(Some records)
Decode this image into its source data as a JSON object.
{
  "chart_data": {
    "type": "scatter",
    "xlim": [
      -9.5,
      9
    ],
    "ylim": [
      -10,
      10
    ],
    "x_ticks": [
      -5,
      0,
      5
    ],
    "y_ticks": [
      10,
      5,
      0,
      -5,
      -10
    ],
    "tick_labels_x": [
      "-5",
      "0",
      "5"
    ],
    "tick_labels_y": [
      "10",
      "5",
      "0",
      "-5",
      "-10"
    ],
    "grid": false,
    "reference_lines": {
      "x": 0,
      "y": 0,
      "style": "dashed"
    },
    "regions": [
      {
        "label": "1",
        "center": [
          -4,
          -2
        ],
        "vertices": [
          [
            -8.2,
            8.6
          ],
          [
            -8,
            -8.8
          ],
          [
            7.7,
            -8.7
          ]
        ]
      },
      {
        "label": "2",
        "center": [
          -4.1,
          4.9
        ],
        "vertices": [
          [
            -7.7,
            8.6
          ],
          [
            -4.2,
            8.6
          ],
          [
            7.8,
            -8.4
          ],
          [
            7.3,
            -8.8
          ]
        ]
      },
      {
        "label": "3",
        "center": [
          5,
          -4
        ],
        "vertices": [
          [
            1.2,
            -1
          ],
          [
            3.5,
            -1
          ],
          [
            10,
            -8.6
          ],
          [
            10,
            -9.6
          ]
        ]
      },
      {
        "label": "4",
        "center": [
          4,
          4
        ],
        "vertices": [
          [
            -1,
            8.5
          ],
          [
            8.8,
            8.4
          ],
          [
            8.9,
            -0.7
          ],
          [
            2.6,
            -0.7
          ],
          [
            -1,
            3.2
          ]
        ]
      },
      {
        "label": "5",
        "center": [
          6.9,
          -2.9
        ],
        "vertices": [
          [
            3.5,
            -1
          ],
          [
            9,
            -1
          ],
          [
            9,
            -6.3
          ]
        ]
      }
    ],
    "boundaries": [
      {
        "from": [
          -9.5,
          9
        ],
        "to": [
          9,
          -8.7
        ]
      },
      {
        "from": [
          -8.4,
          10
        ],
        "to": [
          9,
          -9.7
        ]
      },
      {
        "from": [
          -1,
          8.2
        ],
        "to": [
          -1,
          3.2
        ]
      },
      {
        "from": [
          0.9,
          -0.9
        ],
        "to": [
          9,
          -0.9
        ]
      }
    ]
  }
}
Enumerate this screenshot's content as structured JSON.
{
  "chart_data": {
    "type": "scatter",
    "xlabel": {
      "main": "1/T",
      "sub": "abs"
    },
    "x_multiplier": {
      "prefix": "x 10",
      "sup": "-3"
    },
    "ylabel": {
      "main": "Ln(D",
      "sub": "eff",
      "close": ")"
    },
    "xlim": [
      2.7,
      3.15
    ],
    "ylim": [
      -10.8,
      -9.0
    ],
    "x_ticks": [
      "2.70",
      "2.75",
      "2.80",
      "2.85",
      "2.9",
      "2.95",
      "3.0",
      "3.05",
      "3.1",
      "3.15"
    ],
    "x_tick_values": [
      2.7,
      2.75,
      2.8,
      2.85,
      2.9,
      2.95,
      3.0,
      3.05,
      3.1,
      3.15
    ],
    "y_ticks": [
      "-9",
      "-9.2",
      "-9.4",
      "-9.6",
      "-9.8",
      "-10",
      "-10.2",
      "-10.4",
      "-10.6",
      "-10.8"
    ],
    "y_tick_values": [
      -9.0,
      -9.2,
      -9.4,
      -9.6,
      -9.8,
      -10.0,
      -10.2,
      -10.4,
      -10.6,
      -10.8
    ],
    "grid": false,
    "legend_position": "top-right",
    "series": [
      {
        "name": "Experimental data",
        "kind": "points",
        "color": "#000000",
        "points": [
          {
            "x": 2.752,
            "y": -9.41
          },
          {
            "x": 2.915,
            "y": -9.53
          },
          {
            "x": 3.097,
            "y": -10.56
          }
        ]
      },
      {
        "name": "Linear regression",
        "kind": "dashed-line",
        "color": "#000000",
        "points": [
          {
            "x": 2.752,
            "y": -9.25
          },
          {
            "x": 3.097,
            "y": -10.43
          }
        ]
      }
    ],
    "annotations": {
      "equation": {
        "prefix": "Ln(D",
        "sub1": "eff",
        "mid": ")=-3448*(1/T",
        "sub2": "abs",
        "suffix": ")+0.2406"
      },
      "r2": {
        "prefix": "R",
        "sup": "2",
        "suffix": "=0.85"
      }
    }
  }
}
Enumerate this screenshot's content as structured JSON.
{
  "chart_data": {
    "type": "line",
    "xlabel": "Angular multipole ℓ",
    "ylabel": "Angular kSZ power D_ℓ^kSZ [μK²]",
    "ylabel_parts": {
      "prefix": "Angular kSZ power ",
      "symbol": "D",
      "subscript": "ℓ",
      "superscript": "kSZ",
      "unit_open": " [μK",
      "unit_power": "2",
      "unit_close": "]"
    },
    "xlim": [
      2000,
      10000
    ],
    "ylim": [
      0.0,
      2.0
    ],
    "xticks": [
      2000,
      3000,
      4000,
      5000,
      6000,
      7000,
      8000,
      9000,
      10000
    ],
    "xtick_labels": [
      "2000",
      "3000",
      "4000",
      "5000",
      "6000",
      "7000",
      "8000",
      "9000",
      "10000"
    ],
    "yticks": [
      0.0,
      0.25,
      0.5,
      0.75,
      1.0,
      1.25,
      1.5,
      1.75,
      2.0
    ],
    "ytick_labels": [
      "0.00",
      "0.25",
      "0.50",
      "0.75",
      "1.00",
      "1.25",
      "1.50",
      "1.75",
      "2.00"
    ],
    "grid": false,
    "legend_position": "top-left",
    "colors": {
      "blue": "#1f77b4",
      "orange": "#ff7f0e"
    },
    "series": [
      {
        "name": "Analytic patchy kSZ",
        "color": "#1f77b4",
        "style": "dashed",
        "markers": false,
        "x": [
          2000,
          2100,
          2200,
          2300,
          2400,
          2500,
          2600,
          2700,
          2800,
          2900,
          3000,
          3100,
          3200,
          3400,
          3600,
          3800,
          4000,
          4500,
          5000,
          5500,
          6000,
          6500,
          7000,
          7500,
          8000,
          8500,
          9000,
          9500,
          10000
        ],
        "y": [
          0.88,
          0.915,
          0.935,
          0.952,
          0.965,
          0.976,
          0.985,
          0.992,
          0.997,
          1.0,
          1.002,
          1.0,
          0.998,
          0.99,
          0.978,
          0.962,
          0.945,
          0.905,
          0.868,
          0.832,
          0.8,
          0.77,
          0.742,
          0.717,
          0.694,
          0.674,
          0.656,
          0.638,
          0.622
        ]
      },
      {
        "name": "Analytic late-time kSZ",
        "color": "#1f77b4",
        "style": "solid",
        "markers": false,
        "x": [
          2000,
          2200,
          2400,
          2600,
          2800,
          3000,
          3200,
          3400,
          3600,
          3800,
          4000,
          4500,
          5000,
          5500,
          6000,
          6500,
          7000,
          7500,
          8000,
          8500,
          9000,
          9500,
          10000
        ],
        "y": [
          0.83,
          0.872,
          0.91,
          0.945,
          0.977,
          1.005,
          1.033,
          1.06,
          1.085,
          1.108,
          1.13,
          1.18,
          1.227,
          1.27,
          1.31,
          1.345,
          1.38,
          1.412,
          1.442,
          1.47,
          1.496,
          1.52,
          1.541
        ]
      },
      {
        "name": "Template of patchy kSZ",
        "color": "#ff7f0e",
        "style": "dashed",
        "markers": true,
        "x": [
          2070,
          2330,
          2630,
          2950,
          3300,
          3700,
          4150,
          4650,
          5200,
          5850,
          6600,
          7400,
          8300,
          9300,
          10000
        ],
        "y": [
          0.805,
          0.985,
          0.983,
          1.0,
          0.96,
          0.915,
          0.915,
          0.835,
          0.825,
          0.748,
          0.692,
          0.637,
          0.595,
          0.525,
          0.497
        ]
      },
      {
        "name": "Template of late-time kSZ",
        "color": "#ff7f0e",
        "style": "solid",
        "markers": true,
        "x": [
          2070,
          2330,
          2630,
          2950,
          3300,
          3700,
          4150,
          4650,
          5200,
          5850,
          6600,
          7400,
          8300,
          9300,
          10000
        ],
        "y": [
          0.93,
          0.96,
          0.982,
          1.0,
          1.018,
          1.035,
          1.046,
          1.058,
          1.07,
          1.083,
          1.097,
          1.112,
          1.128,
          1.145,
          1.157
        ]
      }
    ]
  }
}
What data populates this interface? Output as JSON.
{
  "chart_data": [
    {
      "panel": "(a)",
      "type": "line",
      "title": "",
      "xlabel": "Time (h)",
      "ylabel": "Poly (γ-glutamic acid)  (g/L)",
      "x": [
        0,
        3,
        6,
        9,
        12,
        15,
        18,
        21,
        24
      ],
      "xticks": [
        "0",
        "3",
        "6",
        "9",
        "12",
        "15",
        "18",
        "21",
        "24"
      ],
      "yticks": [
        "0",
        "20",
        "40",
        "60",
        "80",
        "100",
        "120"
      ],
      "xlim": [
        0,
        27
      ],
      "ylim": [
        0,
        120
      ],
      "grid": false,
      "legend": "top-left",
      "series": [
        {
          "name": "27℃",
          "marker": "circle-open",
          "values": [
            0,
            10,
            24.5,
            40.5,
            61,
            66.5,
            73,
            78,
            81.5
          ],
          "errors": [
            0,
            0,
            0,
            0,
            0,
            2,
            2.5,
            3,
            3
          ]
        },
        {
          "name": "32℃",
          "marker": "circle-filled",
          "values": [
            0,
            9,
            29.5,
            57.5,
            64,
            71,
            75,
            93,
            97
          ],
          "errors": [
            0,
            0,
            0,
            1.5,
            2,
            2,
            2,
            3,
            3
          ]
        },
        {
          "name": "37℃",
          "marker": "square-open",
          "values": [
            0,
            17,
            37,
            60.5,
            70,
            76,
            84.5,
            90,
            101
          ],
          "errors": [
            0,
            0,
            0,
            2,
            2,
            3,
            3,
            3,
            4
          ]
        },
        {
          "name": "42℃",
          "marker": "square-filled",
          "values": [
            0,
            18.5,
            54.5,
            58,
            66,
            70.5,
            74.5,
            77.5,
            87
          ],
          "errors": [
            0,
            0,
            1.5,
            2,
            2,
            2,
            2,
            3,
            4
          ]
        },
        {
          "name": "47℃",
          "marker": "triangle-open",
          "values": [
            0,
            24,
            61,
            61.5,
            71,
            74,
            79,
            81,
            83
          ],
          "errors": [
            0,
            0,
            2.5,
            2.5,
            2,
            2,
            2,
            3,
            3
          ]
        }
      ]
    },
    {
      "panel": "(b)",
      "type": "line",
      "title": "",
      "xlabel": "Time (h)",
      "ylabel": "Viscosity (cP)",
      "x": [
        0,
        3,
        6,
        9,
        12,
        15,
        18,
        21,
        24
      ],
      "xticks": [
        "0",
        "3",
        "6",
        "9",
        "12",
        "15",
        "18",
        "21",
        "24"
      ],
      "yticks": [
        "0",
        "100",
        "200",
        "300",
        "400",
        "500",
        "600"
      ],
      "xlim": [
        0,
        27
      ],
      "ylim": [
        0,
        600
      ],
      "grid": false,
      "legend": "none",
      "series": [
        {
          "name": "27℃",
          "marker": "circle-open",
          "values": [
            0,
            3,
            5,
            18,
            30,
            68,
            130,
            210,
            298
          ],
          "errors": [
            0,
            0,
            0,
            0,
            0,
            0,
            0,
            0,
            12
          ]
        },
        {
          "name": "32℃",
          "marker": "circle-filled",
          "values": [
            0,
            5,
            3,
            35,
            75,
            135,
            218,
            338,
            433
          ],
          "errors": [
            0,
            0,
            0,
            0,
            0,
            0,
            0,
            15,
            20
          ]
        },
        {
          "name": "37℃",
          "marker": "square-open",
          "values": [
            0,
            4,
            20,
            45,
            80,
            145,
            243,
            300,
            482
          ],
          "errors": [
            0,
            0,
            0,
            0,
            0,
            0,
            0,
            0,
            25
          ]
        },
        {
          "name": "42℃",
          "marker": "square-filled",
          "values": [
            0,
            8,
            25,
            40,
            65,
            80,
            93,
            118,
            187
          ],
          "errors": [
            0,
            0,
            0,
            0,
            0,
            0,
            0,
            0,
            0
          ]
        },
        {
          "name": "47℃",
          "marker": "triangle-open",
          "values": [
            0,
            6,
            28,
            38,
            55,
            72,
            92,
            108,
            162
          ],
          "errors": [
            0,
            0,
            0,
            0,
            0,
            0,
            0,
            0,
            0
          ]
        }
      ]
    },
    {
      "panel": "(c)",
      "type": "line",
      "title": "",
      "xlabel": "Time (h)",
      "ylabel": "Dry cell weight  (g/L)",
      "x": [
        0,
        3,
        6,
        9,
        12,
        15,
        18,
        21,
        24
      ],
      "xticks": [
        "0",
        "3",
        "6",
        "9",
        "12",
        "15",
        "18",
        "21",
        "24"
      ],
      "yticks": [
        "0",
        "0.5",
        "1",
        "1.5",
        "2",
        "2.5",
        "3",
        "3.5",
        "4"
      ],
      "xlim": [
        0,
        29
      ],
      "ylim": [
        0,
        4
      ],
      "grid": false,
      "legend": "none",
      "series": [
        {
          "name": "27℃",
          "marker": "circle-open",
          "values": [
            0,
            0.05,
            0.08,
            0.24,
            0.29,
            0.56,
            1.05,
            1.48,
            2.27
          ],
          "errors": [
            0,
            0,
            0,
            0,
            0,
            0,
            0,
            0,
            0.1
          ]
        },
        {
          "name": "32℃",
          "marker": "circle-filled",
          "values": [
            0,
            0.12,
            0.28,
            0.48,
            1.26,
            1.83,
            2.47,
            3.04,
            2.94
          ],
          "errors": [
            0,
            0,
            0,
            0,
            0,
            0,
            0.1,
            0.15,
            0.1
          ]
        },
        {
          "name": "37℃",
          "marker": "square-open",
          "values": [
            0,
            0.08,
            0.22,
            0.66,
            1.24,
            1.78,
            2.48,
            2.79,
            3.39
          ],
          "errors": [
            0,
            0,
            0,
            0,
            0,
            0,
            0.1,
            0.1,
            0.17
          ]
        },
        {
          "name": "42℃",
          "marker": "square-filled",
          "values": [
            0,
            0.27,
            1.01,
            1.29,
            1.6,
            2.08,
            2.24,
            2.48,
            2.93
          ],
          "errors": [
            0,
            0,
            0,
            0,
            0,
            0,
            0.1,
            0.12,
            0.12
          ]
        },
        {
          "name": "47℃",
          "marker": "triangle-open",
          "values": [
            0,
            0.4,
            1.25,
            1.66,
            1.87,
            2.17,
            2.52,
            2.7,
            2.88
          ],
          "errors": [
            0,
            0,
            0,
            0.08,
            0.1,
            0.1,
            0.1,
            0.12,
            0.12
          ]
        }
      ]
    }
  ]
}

Stated task
Pull out all lines from the entries above that include the word "this".

Output of the exercise
Decode this image into its source data as a JSON object.
Enumerate this screenshot's content as structured JSON.
Enumerate this screenshot's content as structured JSON.
What data populates this interface? Output as JSON.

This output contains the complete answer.